▶ _Collected data_
• • •

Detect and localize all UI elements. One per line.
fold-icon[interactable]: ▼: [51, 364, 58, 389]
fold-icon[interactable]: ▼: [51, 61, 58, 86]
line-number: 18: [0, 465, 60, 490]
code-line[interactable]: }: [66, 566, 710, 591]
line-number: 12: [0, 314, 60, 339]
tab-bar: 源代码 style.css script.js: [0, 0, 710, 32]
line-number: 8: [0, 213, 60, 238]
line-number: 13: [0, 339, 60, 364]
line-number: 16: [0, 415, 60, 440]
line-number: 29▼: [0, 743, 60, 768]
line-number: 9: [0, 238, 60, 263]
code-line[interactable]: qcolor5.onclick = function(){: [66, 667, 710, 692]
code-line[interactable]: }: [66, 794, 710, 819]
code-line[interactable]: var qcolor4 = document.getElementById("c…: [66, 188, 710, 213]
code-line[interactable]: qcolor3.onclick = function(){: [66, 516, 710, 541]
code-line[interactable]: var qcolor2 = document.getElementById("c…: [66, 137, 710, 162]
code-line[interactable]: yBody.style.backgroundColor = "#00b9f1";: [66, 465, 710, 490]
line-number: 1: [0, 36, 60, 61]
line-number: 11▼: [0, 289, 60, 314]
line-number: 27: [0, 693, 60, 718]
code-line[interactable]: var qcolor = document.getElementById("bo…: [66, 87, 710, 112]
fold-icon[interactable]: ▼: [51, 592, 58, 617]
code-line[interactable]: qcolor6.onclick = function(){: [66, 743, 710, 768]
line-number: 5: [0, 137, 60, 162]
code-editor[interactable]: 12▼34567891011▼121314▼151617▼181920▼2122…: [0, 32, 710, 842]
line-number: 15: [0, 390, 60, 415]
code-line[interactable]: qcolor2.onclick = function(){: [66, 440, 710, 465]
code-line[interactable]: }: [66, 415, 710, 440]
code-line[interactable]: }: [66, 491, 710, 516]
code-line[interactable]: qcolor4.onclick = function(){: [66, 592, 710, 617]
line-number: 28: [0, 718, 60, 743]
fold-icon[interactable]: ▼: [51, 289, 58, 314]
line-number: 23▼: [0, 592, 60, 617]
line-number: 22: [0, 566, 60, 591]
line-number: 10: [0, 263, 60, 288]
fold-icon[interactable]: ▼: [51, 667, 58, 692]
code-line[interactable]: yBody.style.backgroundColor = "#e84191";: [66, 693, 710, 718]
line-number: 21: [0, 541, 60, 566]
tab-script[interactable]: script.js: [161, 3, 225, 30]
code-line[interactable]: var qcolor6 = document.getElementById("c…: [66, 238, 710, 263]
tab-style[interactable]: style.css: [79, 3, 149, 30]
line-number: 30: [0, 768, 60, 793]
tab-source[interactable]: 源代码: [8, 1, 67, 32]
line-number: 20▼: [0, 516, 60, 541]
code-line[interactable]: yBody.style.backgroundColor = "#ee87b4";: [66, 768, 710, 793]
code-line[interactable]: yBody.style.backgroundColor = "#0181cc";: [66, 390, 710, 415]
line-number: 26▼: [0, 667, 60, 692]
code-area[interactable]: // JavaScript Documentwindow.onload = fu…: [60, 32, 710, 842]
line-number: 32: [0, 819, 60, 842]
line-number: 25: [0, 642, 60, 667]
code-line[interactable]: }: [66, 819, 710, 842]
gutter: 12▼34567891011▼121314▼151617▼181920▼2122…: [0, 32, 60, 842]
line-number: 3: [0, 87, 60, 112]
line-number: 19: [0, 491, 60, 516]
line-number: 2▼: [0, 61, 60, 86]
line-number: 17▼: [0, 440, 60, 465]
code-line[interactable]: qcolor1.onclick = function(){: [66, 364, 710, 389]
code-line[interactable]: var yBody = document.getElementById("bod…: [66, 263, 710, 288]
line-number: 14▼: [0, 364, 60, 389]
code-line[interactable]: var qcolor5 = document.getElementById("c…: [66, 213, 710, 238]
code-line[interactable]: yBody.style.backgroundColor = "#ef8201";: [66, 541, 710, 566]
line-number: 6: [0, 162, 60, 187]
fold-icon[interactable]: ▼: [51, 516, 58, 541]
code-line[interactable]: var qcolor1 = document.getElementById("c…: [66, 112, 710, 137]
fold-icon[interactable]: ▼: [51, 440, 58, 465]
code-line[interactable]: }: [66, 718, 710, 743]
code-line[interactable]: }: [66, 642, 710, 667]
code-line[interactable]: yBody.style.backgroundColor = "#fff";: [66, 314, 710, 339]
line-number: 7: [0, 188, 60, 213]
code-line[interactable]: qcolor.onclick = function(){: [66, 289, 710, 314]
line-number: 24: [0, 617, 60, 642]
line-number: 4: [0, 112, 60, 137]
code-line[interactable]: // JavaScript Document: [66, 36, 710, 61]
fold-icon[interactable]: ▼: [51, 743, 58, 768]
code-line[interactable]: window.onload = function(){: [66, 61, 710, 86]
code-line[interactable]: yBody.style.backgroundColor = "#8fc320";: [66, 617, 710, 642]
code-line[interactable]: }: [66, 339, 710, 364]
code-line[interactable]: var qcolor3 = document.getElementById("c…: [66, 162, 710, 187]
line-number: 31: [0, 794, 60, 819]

• • •

▶ _Set exercise_
Lay out every line of the material above as a JSON list of strings, one string per line, with blank lines left out.

▶ _Full output_
[
  "Detect and localize all UI elements. One per line.",
  "fold-icon[interactable]: ▼: [51, 364, 58, 389]",
  "fold-icon[interactable]: ▼: [51, 61, 58, 86]",
  "line-number: 18: [0, 465, 60, 490]",
  "code-line[interactable]: }: [66, 566, 710, 591]",
  "line-number: 12: [0, 314, 60, 339]",
  "tab-bar: 源代码 style.css script.js: [0, 0, 710, 32]",
  "line-number: 8: [0, 213, 60, 238]",
  "line-number: 13: [0, 339, 60, 364]",
  "line-number: 16: [0, 415, 60, 440]",
  "line-number: 29▼: [0, 743, 60, 768]",
  "line-number: 9: [0, 238, 60, 263]",
  "code-line[interactable]: qcolor5.onclick = function(){: [66, 667, 710, 692]",
  "code-line[interactable]: }: [66, 794, 710, 819]",
  "code-line[interactable]: var qcolor4 = document.getElementById(\"c…: [66, 188, 710, 213]",
  "code-line[interactable]: qcolor3.onclick = function(){: [66, 516, 710, 541]",
  "code-line[interactable]: var qcolor2 = document.getElementById(\"c…: [66, 137, 710, 162]",
  "code-line[interactable]: yBody.style.backgroundColor = \"#00b9f1\";: [66, 465, 710, 490]",
  "line-number: 1: [0, 36, 60, 61]",
  "line-number: 11▼: [0, 289, 60, 314]",
  "line-number: 27: [0, 693, 60, 718]",
  "code-line[interactable]: var qcolor = document.getElementById(\"bo…: [66, 87, 710, 112]",
  "fold-icon[interactable]: ▼: [51, 592, 58, 617]",
  "code-line[interactable]: qcolor6.onclick = function(){: [66, 743, 710, 768]",
  "line-number: 5: [0, 137, 60, 162]",
  "code-editor[interactable]: 12▼34567891011▼121314▼151617▼181920▼2122…: [0, 32, 710, 842]",
  "line-number: 15: [0, 390, 60, 415]",
  "code-line[interactable]: qcolor2.onclick = function(){: [66, 440, 710, 465]",
  "code-line[interactable]: }: [66, 415, 710, 440]",
  "code-line[interactable]: }: [66, 491, 710, 516]",
  "code-line[interactable]: qcolor4.onclick = function(){: [66, 592, 710, 617]",
  "line-number: 28: [0, 718, 60, 743]",
  "fold-icon[interactable]: ▼: [51, 289, 58, 314]",
  "line-number: 23▼: [0, 592, 60, 617]",
  "line-number: 22: [0, 566, 60, 591]",
  "line-number: 10: [0, 263, 60, 288]",
  "fold-icon[interactable]: ▼: [51, 667, 58, 692]",
  "code-line[interactable]: yBody.style.backgroundColor = \"#e84191\";: [66, 693, 710, 718]",
  "line-number: 21: [0, 541, 60, 566]",
  "tab-script[interactable]: script.js: [161, 3, 225, 30]",
  "code-line[interactable]: var qcolor6 = document.getElementById(\"c…: [66, 238, 710, 263]",
  "tab-style[interactable]: style.css: [79, 3, 149, 30]",
  "line-number: 30: [0, 768, 60, 793]",
  "tab-source[interactable]: 源代码: [8, 1, 67, 32]",
  "line-number: 20▼: [0, 516, 60, 541]",
  "code-line[interactable]: yBody.style.backgroundColor = \"#ee87b4\";: [66, 768, 710, 793]",
  "code-line[interactable]: yBody.style.backgroundColor = \"#0181cc\";: [66, 390, 710, 415]",
  "line-number: 26▼: [0, 667, 60, 692]",
  "code-area[interactable]: // JavaScript Documentwindow.onload = fu…: [60, 32, 710, 842]",
  "line-number: 32: [0, 819, 60, 842]",
  "line-number: 25: [0, 642, 60, 667]",
  "code-line[interactable]: }: [66, 819, 710, 842]",
  "gutter: 12▼34567891011▼121314▼151617▼181920▼2122…: [0, 32, 60, 842]",
  "line-number: 3: [0, 87, 60, 112]",
  "line-number: 19: [0, 491, 60, 516]",
  "line-number: 2▼: [0, 61, 60, 86]",
  "line-number: 17▼: [0, 440, 60, 465]",
  "code-line[interactable]: qcolor1.onclick = function(){: [66, 364, 710, 389]",
  "code-line[interactable]: var yBody = document.getElementById(\"bod…: [66, 263, 710, 288]",
  "line-number: 14▼: [0, 364, 60, 389]",
  "code-line[interactable]: var qcolor5 = document.getElementById(\"c…: [66, 213, 710, 238]",
  "code-line[interactable]: yBody.style.backgroundColor = \"#ef8201\";: [66, 541, 710, 566]",
  "line-number: 6: [0, 162, 60, 187]",
  "fold-icon[interactable]: ▼: [51, 516, 58, 541]",
  "code-line[interactable]: var qcolor1 = document.getElementById(\"c…: [66, 112, 710, 137]",
  "fold-icon[interactable]: ▼: [51, 440, 58, 465]",
  "code-line[interactable]: }: [66, 718, 710, 743]",
  "code-line[interactable]: }: [66, 642, 710, 667]",
  "code-line[interactable]: yBody.style.backgroundColor = \"#fff\";: [66, 314, 710, 339]",
  "line-number: 7: [0, 188, 60, 213]",
  "code-line[interactable]: qcolor.onclick = function(){: [66, 289, 710, 314]",
  "line-number: 24: [0, 617, 60, 642]",
  "line-number: 4: [0, 112, 60, 137]",
  "code-line[interactable]: // JavaScript Document: [66, 36, 710, 61]",
  "fold-icon[interactable]: ▼: [51, 743, 58, 768]",
  "code-line[interactable]: window.onload = function(){: [66, 61, 710, 86]",
  "code-line[interactable]: yBody.style.backgroundColor = \"#8fc320\";: [66, 617, 710, 642]",
  "code-line[interactable]: }: [66, 339, 710, 364]",
  "code-line[interactable]: var qcolor3 = document.getElementById(\"c…: [66, 162, 710, 187]",
  "line-number: 31: [0, 794, 60, 819]"
]